§ **Description of the task**: Reproduce the records below in full and exactly, without their images.

(Dataset rows about figures)

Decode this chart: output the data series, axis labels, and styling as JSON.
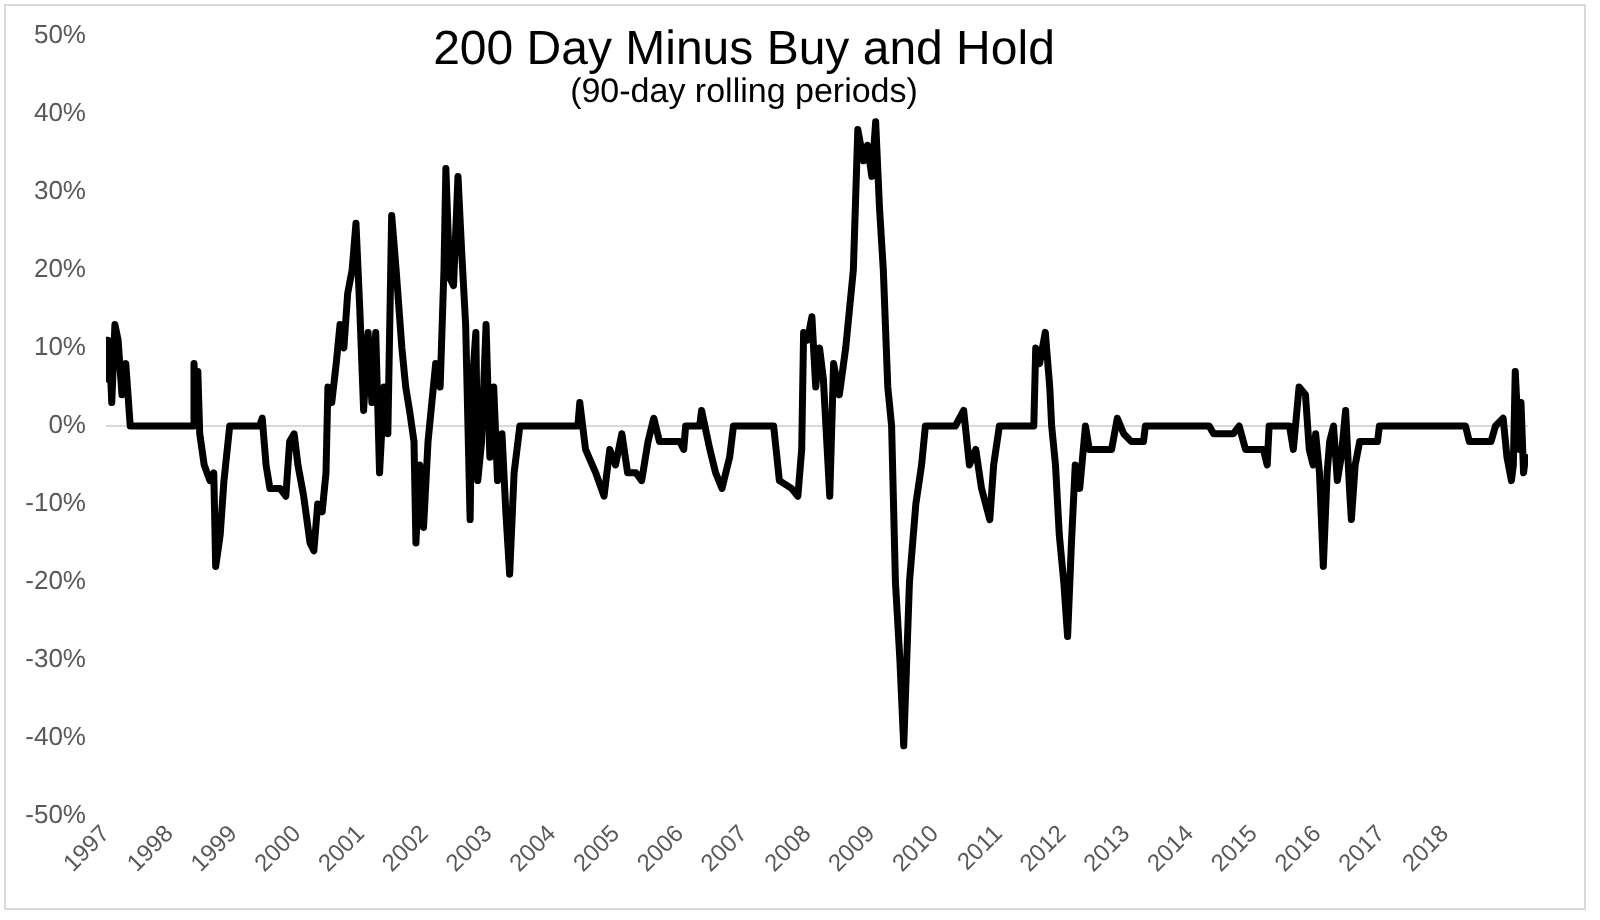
{
  "chart_data": {
    "type": "line",
    "title": "200 Day Minus Buy and Hold",
    "subtitle": "(90-day rolling periods)",
    "x": [
      1997.0,
      1997.03,
      1997.06,
      1997.09,
      1997.14,
      1997.19,
      1997.25,
      1997.31,
      1997.38,
      1998.35,
      1998.38,
      1998.41,
      1998.44,
      1998.47,
      1998.54,
      1998.63,
      1998.69,
      1998.72,
      1998.79,
      1998.85,
      1998.94,
      1999.41,
      1999.45,
      1999.51,
      1999.57,
      1999.73,
      1999.82,
      1999.88,
      1999.95,
      2000.01,
      2000.1,
      2000.2,
      2000.26,
      2000.32,
      2000.39,
      2000.45,
      2000.48,
      2000.54,
      2000.61,
      2000.67,
      2000.73,
      2000.79,
      2000.86,
      2000.92,
      2000.98,
      2001.04,
      2001.11,
      2001.17,
      2001.23,
      2001.29,
      2001.36,
      2001.42,
      2001.48,
      2001.55,
      2001.64,
      2001.7,
      2001.76,
      2001.83,
      2001.86,
      2001.92,
      2001.98,
      2002.05,
      2002.11,
      2002.17,
      2002.24,
      2002.3,
      2002.33,
      2002.39,
      2002.45,
      2002.52,
      2002.58,
      2002.64,
      2002.71,
      2002.74,
      2002.8,
      2002.83,
      2002.89,
      2002.96,
      2003.02,
      2003.08,
      2003.14,
      2003.21,
      2003.27,
      2003.33,
      2003.4,
      2003.46,
      2003.49,
      2004.4,
      2004.43,
      2004.52,
      2004.68,
      2004.81,
      2004.9,
      2004.99,
      2005.09,
      2005.18,
      2005.31,
      2005.4,
      2005.5,
      2005.59,
      2005.68,
      2006.0,
      2006.06,
      2006.09,
      2006.31,
      2006.34,
      2006.47,
      2006.56,
      2006.66,
      2006.78,
      2006.84,
      2007.47,
      2007.56,
      2007.75,
      2007.85,
      2007.91,
      2007.94,
      2008.0,
      2008.07,
      2008.13,
      2008.19,
      2008.25,
      2008.35,
      2008.41,
      2008.5,
      2008.6,
      2008.72,
      2008.79,
      2008.88,
      2008.94,
      2009.01,
      2009.07,
      2009.13,
      2009.19,
      2009.26,
      2009.32,
      2009.38,
      2009.45,
      2009.51,
      2009.6,
      2009.7,
      2009.79,
      2009.85,
      2010.32,
      2010.45,
      2010.54,
      2010.64,
      2010.73,
      2010.86,
      2010.92,
      2011.01,
      2011.55,
      2011.58,
      2011.64,
      2011.73,
      2011.8,
      2011.83,
      2011.89,
      2011.95,
      2012.02,
      2012.08,
      2012.14,
      2012.2,
      2012.27,
      2012.36,
      2012.42,
      2012.77,
      2012.86,
      2012.96,
      2013.08,
      2013.27,
      2013.3,
      2014.3,
      2014.37,
      2014.68,
      2014.77,
      2014.87,
      2015.15,
      2015.21,
      2015.24,
      2015.56,
      2015.62,
      2015.71,
      2015.81,
      2015.87,
      2015.93,
      2015.97,
      2016.03,
      2016.09,
      2016.15,
      2016.19,
      2016.25,
      2016.31,
      2016.37,
      2016.44,
      2016.5,
      2016.53,
      2016.59,
      2016.66,
      2016.94,
      2016.97,
      2018.32,
      2018.38,
      2018.72,
      2018.79,
      2018.91,
      2018.97,
      2019.04,
      2019.07,
      2019.1,
      2019.16,
      2019.19,
      2019.23,
      2019.26
    ],
    "series": [
      {
        "color": "#000000",
        "values": [
          11,
          6,
          9,
          3,
          13,
          11,
          4,
          8,
          0,
          0,
          8,
          2,
          7,
          -1,
          -5,
          -7,
          -6,
          -18,
          -14,
          -7,
          0,
          0,
          1,
          -5,
          -8,
          -8,
          -9,
          -2,
          -1,
          -5,
          -9,
          -15,
          -16,
          -10,
          -11,
          -6,
          5,
          3,
          8,
          13,
          10,
          17,
          20,
          26,
          15,
          2,
          12,
          3,
          12,
          -6,
          5,
          -1,
          27,
          20,
          10,
          5,
          2,
          -2,
          -15,
          -5,
          -13,
          -2,
          3,
          8,
          5,
          20,
          33,
          19,
          18,
          32,
          22,
          13,
          -12,
          5,
          12,
          -7,
          -2,
          13,
          -4,
          5,
          -7,
          -1,
          -11,
          -19,
          -6,
          -2,
          0,
          0,
          3,
          -3,
          -6,
          -9,
          -3,
          -5,
          -1,
          -6,
          -6,
          -7,
          -2,
          1,
          -2,
          -2,
          -3,
          0,
          0,
          2,
          -3,
          -6,
          -8,
          -4,
          0,
          0,
          -7,
          -8,
          -9,
          -3,
          12,
          11,
          14,
          5,
          10,
          6,
          -9,
          8,
          4,
          10,
          20,
          38,
          34,
          36,
          32,
          39,
          28,
          20,
          5,
          0,
          -20,
          -30,
          -41,
          -20,
          -10,
          -5,
          0,
          0,
          2,
          -5,
          -3,
          -8,
          -12,
          -5,
          0,
          0,
          10,
          8,
          12,
          5,
          0,
          -5,
          -14,
          -20,
          -27,
          -15,
          -5,
          -8,
          0,
          -3,
          -3,
          1,
          -1,
          -2,
          -2,
          0,
          0,
          -1,
          -1,
          0,
          -3,
          -3,
          -5,
          0,
          0,
          -3,
          5,
          4,
          -3,
          -5,
          -1,
          -6,
          -18,
          -6,
          -2,
          0,
          -7,
          -4,
          2,
          -8,
          -12,
          -5,
          -2,
          -2,
          0,
          0,
          -2,
          -2,
          0,
          1,
          -4,
          -7,
          -5,
          7,
          -3,
          3,
          -6,
          -4
        ]
      }
    ],
    "xlim": [
      1997,
      2019.3
    ],
    "xticks": [
      1997,
      1998,
      1999,
      2000,
      2001,
      2002,
      2003,
      2004,
      2005,
      2006,
      2007,
      2008,
      2009,
      2010,
      2011,
      2012,
      2013,
      2014,
      2015,
      2016,
      2017,
      2018
    ],
    "ylim": [
      -50,
      50
    ],
    "yticks": [
      {
        "value": -50,
        "label": "-50%"
      },
      {
        "value": -40,
        "label": "-40%"
      },
      {
        "value": -30,
        "label": "-30%"
      },
      {
        "value": -20,
        "label": "-20%"
      },
      {
        "value": -10,
        "label": "-10%"
      },
      {
        "value": 0,
        "label": "0%"
      },
      {
        "value": 10,
        "label": "10%"
      },
      {
        "value": 20,
        "label": "20%"
      },
      {
        "value": 30,
        "label": "30%"
      },
      {
        "value": 40,
        "label": "40%"
      },
      {
        "value": 50,
        "label": "50%"
      }
    ]
  }
}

§ **The response**:
Decode this chart: output the data series, axis labels, and styling as JSON.
{
  "chart_data": {
    "type": "line",
    "title": "200 Day Minus Buy and Hold",
    "subtitle": "(90-day rolling periods)",
    "x": [
      1997.0,
      1997.03,
      1997.06,
      1997.09,
      1997.14,
      1997.19,
      1997.25,
      1997.31,
      1997.38,
      1998.35,
      1998.38,
      1998.41,
      1998.44,
      1998.47,
      1998.54,
      1998.63,
      1998.69,
      1998.72,
      1998.79,
      1998.85,
      1998.94,
      1999.41,
      1999.45,
      1999.51,
      1999.57,
      1999.73,
      1999.82,
      1999.88,
      1999.95,
      2000.01,
      2000.1,
      2000.2,
      2000.26,
      2000.32,
      2000.39,
      2000.45,
      2000.48,
      2000.54,
      2000.61,
      2000.67,
      2000.73,
      2000.79,
      2000.86,
      2000.92,
      2000.98,
      2001.04,
      2001.11,
      2001.17,
      2001.23,
      2001.29,
      2001.36,
      2001.42,
      2001.48,
      2001.55,
      2001.64,
      2001.7,
      2001.76,
      2001.83,
      2001.86,
      2001.92,
      2001.98,
      2002.05,
      2002.11,
      2002.17,
      2002.24,
      2002.3,
      2002.33,
      2002.39,
      2002.45,
      2002.52,
      2002.58,
      2002.64,
      2002.71,
      2002.74,
      2002.8,
      2002.83,
      2002.89,
      2002.96,
      2003.02,
      2003.08,
      2003.14,
      2003.21,
      2003.27,
      2003.33,
      2003.4,
      2003.46,
      2003.49,
      2004.4,
      2004.43,
      2004.52,
      2004.68,
      2004.81,
      2004.9,
      2004.99,
      2005.09,
      2005.18,
      2005.31,
      2005.4,
      2005.5,
      2005.59,
      2005.68,
      2006.0,
      2006.06,
      2006.09,
      2006.31,
      2006.34,
      2006.47,
      2006.56,
      2006.66,
      2006.78,
      2006.84,
      2007.47,
      2007.56,
      2007.75,
      2007.85,
      2007.91,
      2007.94,
      2008.0,
      2008.07,
      2008.13,
      2008.19,
      2008.25,
      2008.35,
      2008.41,
      2008.5,
      2008.6,
      2008.72,
      2008.79,
      2008.88,
      2008.94,
      2009.01,
      2009.07,
      2009.13,
      2009.19,
      2009.26,
      2009.32,
      2009.38,
      2009.45,
      2009.51,
      2009.6,
      2009.7,
      2009.79,
      2009.85,
      2010.32,
      2010.45,
      2010.54,
      2010.64,
      2010.73,
      2010.86,
      2010.92,
      2011.01,
      2011.55,
      2011.58,
      2011.64,
      2011.73,
      2011.8,
      2011.83,
      2011.89,
      2011.95,
      2012.02,
      2012.08,
      2012.14,
      2012.2,
      2012.27,
      2012.36,
      2012.42,
      2012.77,
      2012.86,
      2012.96,
      2013.08,
      2013.27,
      2013.3,
      2014.3,
      2014.37,
      2014.68,
      2014.77,
      2014.87,
      2015.15,
      2015.21,
      2015.24,
      2015.56,
      2015.62,
      2015.71,
      2015.81,
      2015.87,
      2015.93,
      2015.97,
      2016.03,
      2016.09,
      2016.15,
      2016.19,
      2016.25,
      2016.31,
      2016.37,
      2016.44,
      2016.5,
      2016.53,
      2016.59,
      2016.66,
      2016.94,
      2016.97,
      2018.32,
      2018.38,
      2018.72,
      2018.79,
      2018.91,
      2018.97,
      2019.04,
      2019.07,
      2019.1,
      2019.16,
      2019.19,
      2019.23,
      2019.26
    ],
    "series": [
      {
        "color": "#000000",
        "values": [
          11,
          6,
          9,
          3,
          13,
          11,
          4,
          8,
          0,
          0,
          8,
          2,
          7,
          -1,
          -5,
          -7,
          -6,
          -18,
          -14,
          -7,
          0,
          0,
          1,
          -5,
          -8,
          -8,
          -9,
          -2,
          -1,
          -5,
          -9,
          -15,
          -16,
          -10,
          -11,
          -6,
          5,
          3,
          8,
          13,
          10,
          17,
          20,
          26,
          15,
          2,
          12,
          3,
          12,
          -6,
          5,
          -1,
          27,
          20,
          10,
          5,
          2,
          -2,
          -15,
          -5,
          -13,
          -2,
          3,
          8,
          5,
          20,
          33,
          19,
          18,
          32,
          22,
          13,
          -12,
          5,
          12,
          -7,
          -2,
          13,
          -4,
          5,
          -7,
          -1,
          -11,
          -19,
          -6,
          -2,
          0,
          0,
          3,
          -3,
          -6,
          -9,
          -3,
          -5,
          -1,
          -6,
          -6,
          -7,
          -2,
          1,
          -2,
          -2,
          -3,
          0,
          0,
          2,
          -3,
          -6,
          -8,
          -4,
          0,
          0,
          -7,
          -8,
          -9,
          -3,
          12,
          11,
          14,
          5,
          10,
          6,
          -9,
          8,
          4,
          10,
          20,
          38,
          34,
          36,
          32,
          39,
          28,
          20,
          5,
          0,
          -20,
          -30,
          -41,
          -20,
          -10,
          -5,
          0,
          0,
          2,
          -5,
          -3,
          -8,
          -12,
          -5,
          0,
          0,
          10,
          8,
          12,
          5,
          0,
          -5,
          -14,
          -20,
          -27,
          -15,
          -5,
          -8,
          0,
          -3,
          -3,
          1,
          -1,
          -2,
          -2,
          0,
          0,
          -1,
          -1,
          0,
          -3,
          -3,
          -5,
          0,
          0,
          -3,
          5,
          4,
          -3,
          -5,
          -1,
          -6,
          -18,
          -6,
          -2,
          0,
          -7,
          -4,
          2,
          -8,
          -12,
          -5,
          -2,
          -2,
          0,
          0,
          -2,
          -2,
          0,
          1,
          -4,
          -7,
          -5,
          7,
          -3,
          3,
          -6,
          -4
        ]
      }
    ],
    "xlim": [
      1997,
      2019.3
    ],
    "xticks": [
      1997,
      1998,
      1999,
      2000,
      2001,
      2002,
      2003,
      2004,
      2005,
      2006,
      2007,
      2008,
      2009,
      2010,
      2011,
      2012,
      2013,
      2014,
      2015,
      2016,
      2017,
      2018
    ],
    "ylim": [
      -50,
      50
    ],
    "yticks": [
      {
        "value": -50,
        "label": "-50%"
      },
      {
        "value": -40,
        "label": "-40%"
      },
      {
        "value": -30,
        "label": "-30%"
      },
      {
        "value": -20,
        "label": "-20%"
      },
      {
        "value": -10,
        "label": "-10%"
      },
      {
        "value": 0,
        "label": "0%"
      },
      {
        "value": 10,
        "label": "10%"
      },
      {
        "value": 20,
        "label": "20%"
      },
      {
        "value": 30,
        "label": "30%"
      },
      {
        "value": 40,
        "label": "40%"
      },
      {
        "value": 50,
        "label": "50%"
      }
    ]
  }
}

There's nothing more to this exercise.